» DO THIS
Exact reproduction is required for all entries.

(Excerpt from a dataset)
-=-=-
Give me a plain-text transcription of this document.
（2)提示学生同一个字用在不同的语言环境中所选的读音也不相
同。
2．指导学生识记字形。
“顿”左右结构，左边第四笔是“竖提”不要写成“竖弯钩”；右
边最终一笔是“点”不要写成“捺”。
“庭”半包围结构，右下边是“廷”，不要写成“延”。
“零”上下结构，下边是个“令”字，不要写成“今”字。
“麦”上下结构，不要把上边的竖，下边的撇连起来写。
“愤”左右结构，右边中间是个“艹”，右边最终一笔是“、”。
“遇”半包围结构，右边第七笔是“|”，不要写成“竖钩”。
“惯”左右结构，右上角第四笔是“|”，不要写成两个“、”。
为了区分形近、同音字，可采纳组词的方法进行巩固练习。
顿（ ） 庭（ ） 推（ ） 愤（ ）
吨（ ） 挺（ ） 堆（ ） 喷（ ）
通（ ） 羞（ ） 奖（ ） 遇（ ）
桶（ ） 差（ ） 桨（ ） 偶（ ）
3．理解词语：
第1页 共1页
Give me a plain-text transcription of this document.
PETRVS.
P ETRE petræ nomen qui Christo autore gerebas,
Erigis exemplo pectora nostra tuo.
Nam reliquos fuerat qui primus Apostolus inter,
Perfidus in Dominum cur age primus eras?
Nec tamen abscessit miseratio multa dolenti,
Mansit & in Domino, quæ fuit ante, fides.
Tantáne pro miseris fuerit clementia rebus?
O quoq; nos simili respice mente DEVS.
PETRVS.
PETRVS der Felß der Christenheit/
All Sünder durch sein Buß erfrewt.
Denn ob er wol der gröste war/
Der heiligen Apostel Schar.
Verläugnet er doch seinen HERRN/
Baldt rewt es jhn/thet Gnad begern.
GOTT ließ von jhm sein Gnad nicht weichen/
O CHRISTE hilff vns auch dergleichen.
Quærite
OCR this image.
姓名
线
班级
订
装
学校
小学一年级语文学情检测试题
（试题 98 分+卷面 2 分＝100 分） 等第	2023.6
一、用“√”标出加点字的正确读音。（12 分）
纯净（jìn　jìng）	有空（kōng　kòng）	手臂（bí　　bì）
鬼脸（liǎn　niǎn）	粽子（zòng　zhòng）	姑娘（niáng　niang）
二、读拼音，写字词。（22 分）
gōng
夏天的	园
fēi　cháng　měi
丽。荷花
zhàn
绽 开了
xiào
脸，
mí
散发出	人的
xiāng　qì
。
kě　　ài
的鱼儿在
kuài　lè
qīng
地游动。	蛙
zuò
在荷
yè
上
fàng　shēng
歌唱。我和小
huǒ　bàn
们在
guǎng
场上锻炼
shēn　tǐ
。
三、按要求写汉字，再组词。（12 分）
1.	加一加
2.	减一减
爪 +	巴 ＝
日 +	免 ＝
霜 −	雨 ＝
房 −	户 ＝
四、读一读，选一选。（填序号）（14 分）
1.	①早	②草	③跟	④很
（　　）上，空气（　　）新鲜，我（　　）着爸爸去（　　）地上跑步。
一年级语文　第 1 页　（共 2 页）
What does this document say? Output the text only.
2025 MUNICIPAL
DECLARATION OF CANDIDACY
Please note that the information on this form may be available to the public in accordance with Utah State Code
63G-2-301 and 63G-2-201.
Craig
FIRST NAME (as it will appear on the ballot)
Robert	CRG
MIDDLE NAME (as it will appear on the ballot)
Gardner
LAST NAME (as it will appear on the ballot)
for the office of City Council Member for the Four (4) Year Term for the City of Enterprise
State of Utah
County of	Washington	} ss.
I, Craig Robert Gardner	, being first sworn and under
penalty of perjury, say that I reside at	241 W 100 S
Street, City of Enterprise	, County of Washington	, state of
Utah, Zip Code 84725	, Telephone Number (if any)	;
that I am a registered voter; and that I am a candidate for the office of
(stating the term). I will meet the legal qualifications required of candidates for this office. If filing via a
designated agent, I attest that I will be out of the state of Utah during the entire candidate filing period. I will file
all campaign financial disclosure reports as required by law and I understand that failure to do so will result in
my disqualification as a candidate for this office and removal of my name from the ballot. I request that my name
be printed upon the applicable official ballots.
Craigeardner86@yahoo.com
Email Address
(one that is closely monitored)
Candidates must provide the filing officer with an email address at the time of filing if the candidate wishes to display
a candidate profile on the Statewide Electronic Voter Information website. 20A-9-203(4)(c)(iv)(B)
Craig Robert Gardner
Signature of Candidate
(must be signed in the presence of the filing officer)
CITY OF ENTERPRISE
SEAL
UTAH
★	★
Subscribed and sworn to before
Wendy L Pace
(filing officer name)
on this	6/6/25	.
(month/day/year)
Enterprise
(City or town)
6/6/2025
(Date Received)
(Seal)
-=-=-
» SOLVED PROBLEM
Give me a plain-text transcription of this document.
（2)提示学生同一个字用在不同的语言环境中所选的读音也不相
同。
2．指导学生识记字形。
“顿”左右结构，左边第四笔是“竖提”不要写成“竖弯钩”；右
边最终一笔是“点”不要写成“捺”。
“庭”半包围结构，右下边是“廷”，不要写成“延”。
“零”上下结构，下边是个“令”字，不要写成“今”字。
“麦”上下结构，不要把上边的竖，下边的撇连起来写。
“愤”左右结构，右边中间是个“艹”，右边最终一笔是“、”。
“遇”半包围结构，右边第七笔是“|”，不要写成“竖钩”。
“惯”左右结构，右上角第四笔是“|”，不要写成两个“、”。
为了区分形近、同音字，可采纳组词的方法进行巩固练习。
顿（ ） 庭（ ） 推（ ） 愤（ ）
吨（ ） 挺（ ） 堆（ ） 喷（ ）
通（ ） 羞（ ） 奖（ ） 遇（ ）
桶（ ） 差（ ） 桨（ ） 偶（ ）
3．理解词语：
第1页 共1页
Give me a plain-text transcription of this document.
PETRVS.
P ETRE petræ nomen qui Christo autore gerebas,
Erigis exemplo pectora nostra tuo.
Nam reliquos fuerat qui primus Apostolus inter,
Perfidus in Dominum cur age primus eras?
Nec tamen abscessit miseratio multa dolenti,
Mansit & in Domino, quæ fuit ante, fides.
Tantáne pro miseris fuerit clementia rebus?
O quoq; nos simili respice mente DEVS.
PETRVS.
PETRVS der Felß der Christenheit/
All Sünder durch sein Buß erfrewt.
Denn ob er wol der gröste war/
Der heiligen Apostel Schar.
Verläugnet er doch seinen HERRN/
Baldt rewt es jhn/thet Gnad begern.
GOTT ließ von jhm sein Gnad nicht weichen/
O CHRISTE hilff vns auch dergleichen.
Quærite
OCR this image.
姓名
线
班级
订
装
学校
小学一年级语文学情检测试题
（试题 98 分+卷面 2 分＝100 分） 等第	2023.6
一、用“√”标出加点字的正确读音。（12 分）
纯净（jìn　jìng）	有空（kōng　kòng）	手臂（bí　　bì）
鬼脸（liǎn　niǎn）	粽子（zòng　zhòng）	姑娘（niáng　niang）
二、读拼音，写字词。（22 分）
gōng
夏天的	园
fēi　cháng　měi
丽。荷花
zhàn
绽 开了
xiào
脸，
mí
散发出	人的
xiāng　qì
。
kě　　ài
的鱼儿在
kuài　lè
qīng
地游动。	蛙
zuò
在荷
yè
上
fàng　shēng
歌唱。我和小
huǒ　bàn
们在
guǎng
场上锻炼
shēn　tǐ
。
三、按要求写汉字，再组词。（12 分）
1.	加一加
2.	减一减
爪 +	巴 ＝
日 +	免 ＝
霜 −	雨 ＝
房 −	户 ＝
四、读一读，选一选。（填序号）（14 分）
1.	①早	②草	③跟	④很
（　　）上，空气（　　）新鲜，我（　　）着爸爸去（　　）地上跑步。
一年级语文　第 1 页　（共 2 页）
What does this document say? Output the text only.
2025 MUNICIPAL
DECLARATION OF CANDIDACY
Please note that the information on this form may be available to the public in accordance with Utah State Code
63G-2-301 and 63G-2-201.
Craig
FIRST NAME (as it will appear on the ballot)
Robert	CRG
MIDDLE NAME (as it will appear on the ballot)
Gardner
LAST NAME (as it will appear on the ballot)
for the office of City Council Member for the Four (4) Year Term for the City of Enterprise
State of Utah
County of	Washington	} ss.
I, Craig Robert Gardner	, being first sworn and under
penalty of perjury, say that I reside at	241 W 100 S
Street, City of Enterprise	, County of Washington	, state of
Utah, Zip Code 84725	, Telephone Number (if any)	;
that I am a registered voter; and that I am a candidate for the office of
(stating the term). I will meet the legal qualifications required of candidates for this office. If filing via a
designated agent, I attest that I will be out of the state of Utah during the entire candidate filing period. I will file
all campaign financial disclosure reports as required by law and I understand that failure to do so will result in
my disqualification as a candidate for this office and removal of my name from the ballot. I request that my name
be printed upon the applicable official ballots.
Craigeardner86@yahoo.com
Email Address
(one that is closely monitored)
Candidates must provide the filing officer with an email address at the time of filing if the candidate wishes to display
a candidate profile on the Statewide Electronic Voter Information website. 20A-9-203(4)(c)(iv)(B)
Craig Robert Gardner
Signature of Candidate
(must be signed in the presence of the filing officer)
CITY OF ENTERPRISE
SEAL
UTAH
★	★
Subscribed and sworn to before
Wendy L Pace
(filing officer name)
on this	6/6/25	.
(month/day/year)
Enterprise
(City or town)
6/6/2025
(Date Received)
(Seal)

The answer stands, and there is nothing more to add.